[SOURCE DOCUMENT]
====

An anti-German riot in Crisp Street, London in 1915
Today is the 75thanniversary of the D Day landings in Normandy, more properly known as Operation Overlord. In June 1944 thousands of allied troops landed on beaches on the French coast and began the liberation of Europe from Nazi occupation. It was moving to listen to the interviews with veterans, most of them in their nineties with a few centurions, who remembered their feelings that day but most of all focused on those that didn’t make it.
In all the reports of the commemorations the enemy on the beaches was referred to as the Nazis, or more broadly – Fascism. British, American, Free French and Commonwealth troops were not fighting Germans they were fighting Nazis and Fascists. There has also been a lot made of alliances, which is understandable as we look to sunder one of the key alliances that has meant that Europe has been largely free of the sort of war that all those brave soldiers, sailors and airmen risked and gave their lives fighting.
The EU was never just a trading block it was always meant to be a way of resolving differences between states by diplomacy and shared common value. I find it very sad that we look likely to the ones that start the process of dismantling that union in some misguided belief that it makes us stronger, more prosperous, or more independent.

====

[DATA EXTRACT]
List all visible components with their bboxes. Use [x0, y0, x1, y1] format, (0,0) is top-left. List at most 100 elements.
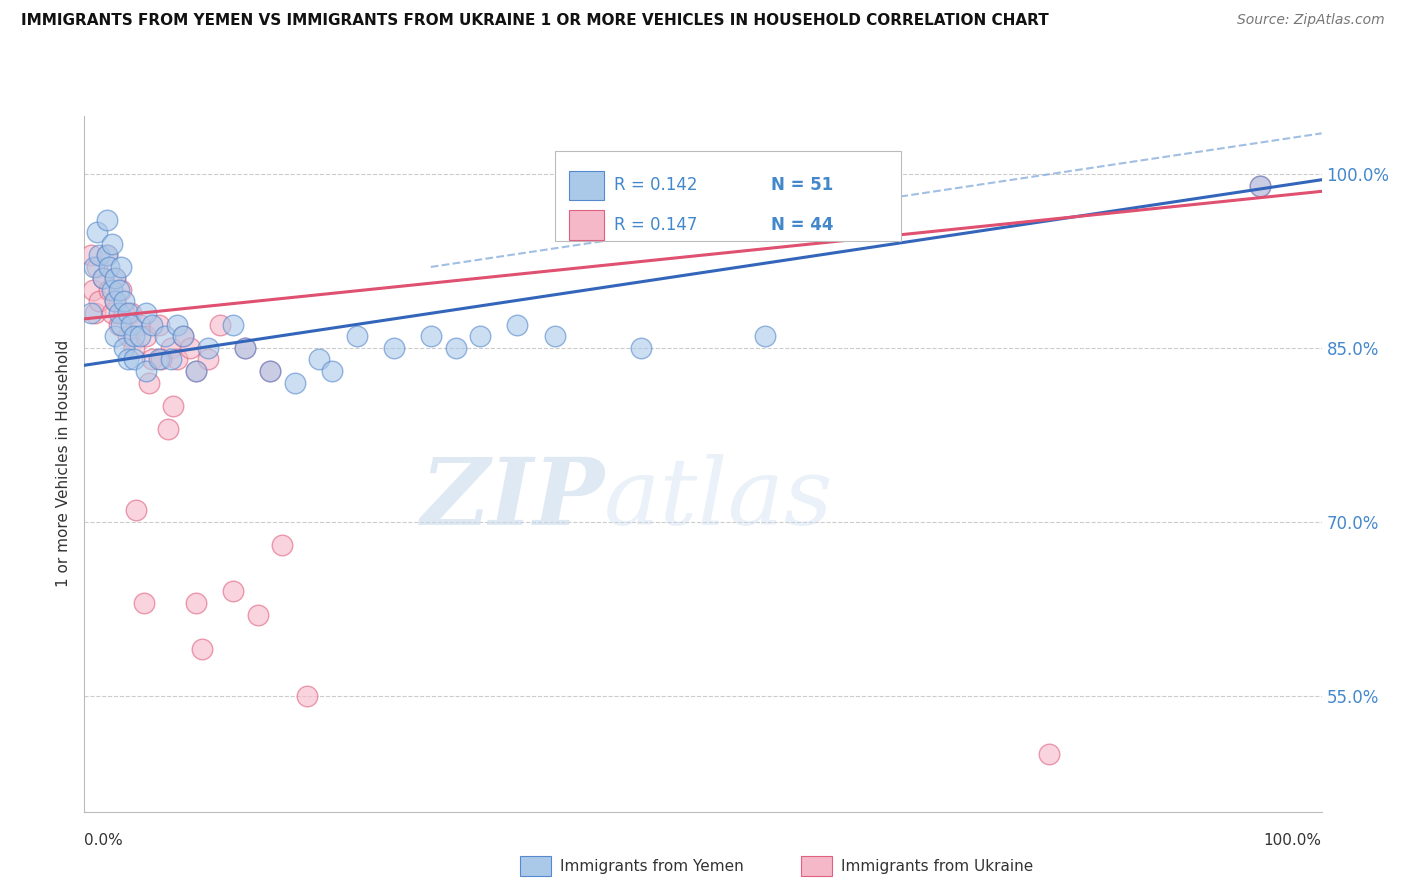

====

[WORK INSTRUCTIONS]
1 > Translate this sentence from the D-Day commemoration text into Spanish: "In June 1944 thousands of allied troops landed on beaches on the French coast and began the liberation of Europe from Nazi occupation."
2 > Resume the D-Day commemoration text, picking up right after its final sentence.

[RESPONSES]
1 > En junio de 1944, miles de soldados aliados desembarcaron en playas de la costa francesa y dieron inicio a la liberación de Europa de la ocupación nazi.

2 >
Nearly all of our history is linked to the European continent in some way or another and we have always tried to influence events there. Whether that was by claiming all of France as a part of the English crown for 100s of years, standing side-by-side with fellow Protestants in the 1600s, or funding the war (and then helping winning it) against Napoleon in the early 1800s, we have always been closely involved with European matters.
By contrast we have fought two wars against the USA (in 1776 and 1812), backed the losing side in the Civil War, and had to wait a long time to see ‘dough boys’ help us out in 1917. It took a great deal of persuasion and a catastrophic piece of misjudgment by the Japanese and Hitler to bring the US into the war in 1942, and ultimately to be our allies on 6 June 1944. The ‘special relationship’ started then not before. So our relationship with Europe is about 1000 years old or longer, that with America is just over 100.
One point I did find interesting on the news last night was that while today we are 75 years from 1944 as those troops landed on the beaches of Utah, Omaha, Sword, Gold and Juno that society was 75 years from 1869 and the height of the Victorian age. In looking through the newspapers at June 1869 then, I was interested to find a German immigrant in court for theft.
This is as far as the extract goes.